Extracted records
--

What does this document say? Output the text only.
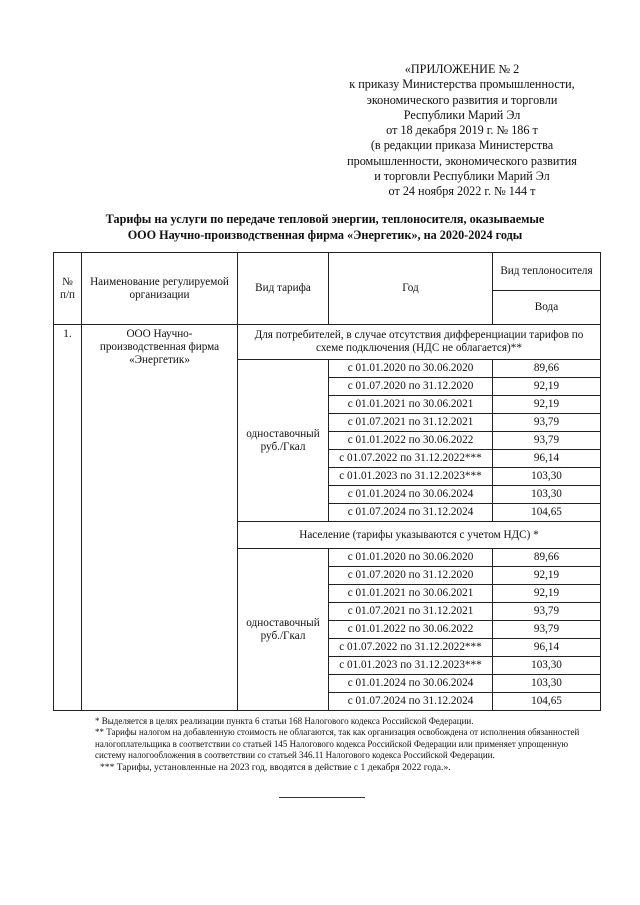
«ПРИЛОЖЕНИЕ № 2
к приказу Министерства промышленности,
экономического развития и торговли
Республики Марий Эл
от 18 декабря 2019 г. № 186 т
(в редакции приказа Министерства
промышленности, экономического развития
и торговли Республики Марий Эл
от 24 ноября 2022 г. № 144 т
Тарифы на услуги по передаче тепловой энергии, теплоносителя, оказываемые
ООО Научно-производственная фирма «Энергетик», на 2020-2024 годы
№ п/п	Наименование регулируемой организации	Вид тарифа	Год	Вид теплоносителя
				Вода
1.	ООО Научно-производственная фирма «Энергетик»	Для потребителей, в случае отсутствия дифференциации тарифов по схеме подключения (НДС не облагается)**		
		одноставочный руб./Гкал	с 01.01.2020 по 30.06.2020	89,66
			с 01.07.2020 по 31.12.2020	92,19
			с 01.01.2021 по 30.06.2021	92,19
			с 01.07.2021 по 31.12.2021	93,79
			с 01.01.2022 по 30.06.2022	93,79
			с 01.07.2022 по 31.12.2022***	96,14
			с 01.01.2023 по 31.12.2023***	103,30
			с 01.01.2024 по 30.06.2024	103,30
			с 01.07.2024 по 31.12.2024	104,65
		Население (тарифы указываются с учетом НДС) *		
		одноставочный руб./Гкал	с 01.01.2020 по 30.06.2020	89,66
			с 01.07.2020 по 31.12.2020	92,19
			с 01.01.2021 по 30.06.2021	92,19
			с 01.07.2021 по 31.12.2021	93,79
			с 01.01.2022 по 30.06.2022	93,79
			с 01.07.2022 по 31.12.2022***	96,14
			с 01.01.2023 по 31.12.2023***	103,30
			с 01.01.2024 по 30.06.2024	103,30
			с 01.07.2024 по 31.12.2024	104,65

* Выделяется в целях реализации пункта 6 статьи 168 Налогового кодекса Российской Федерации.

** Тарифы налогом на добавленную стоимость не облагаются, так как организация освобождена от исполнения обязанностей налогоплательщика в соответствии со статьей 145 Налогового кодекса Российской Федерации или применяет упрощенную систему налогообложения в соответствии со статьей 346.11 Налогового кодекса Российской Федерации.

*** Тарифы, установленные на 2023 год, вводятся в действие с 1 декабря 2022 года.».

--

* _Objective_
List every line above that contains the word "промышленности".

* _Completed exercise_
к приказу Министерства промышленности,
промышленности, экономического развития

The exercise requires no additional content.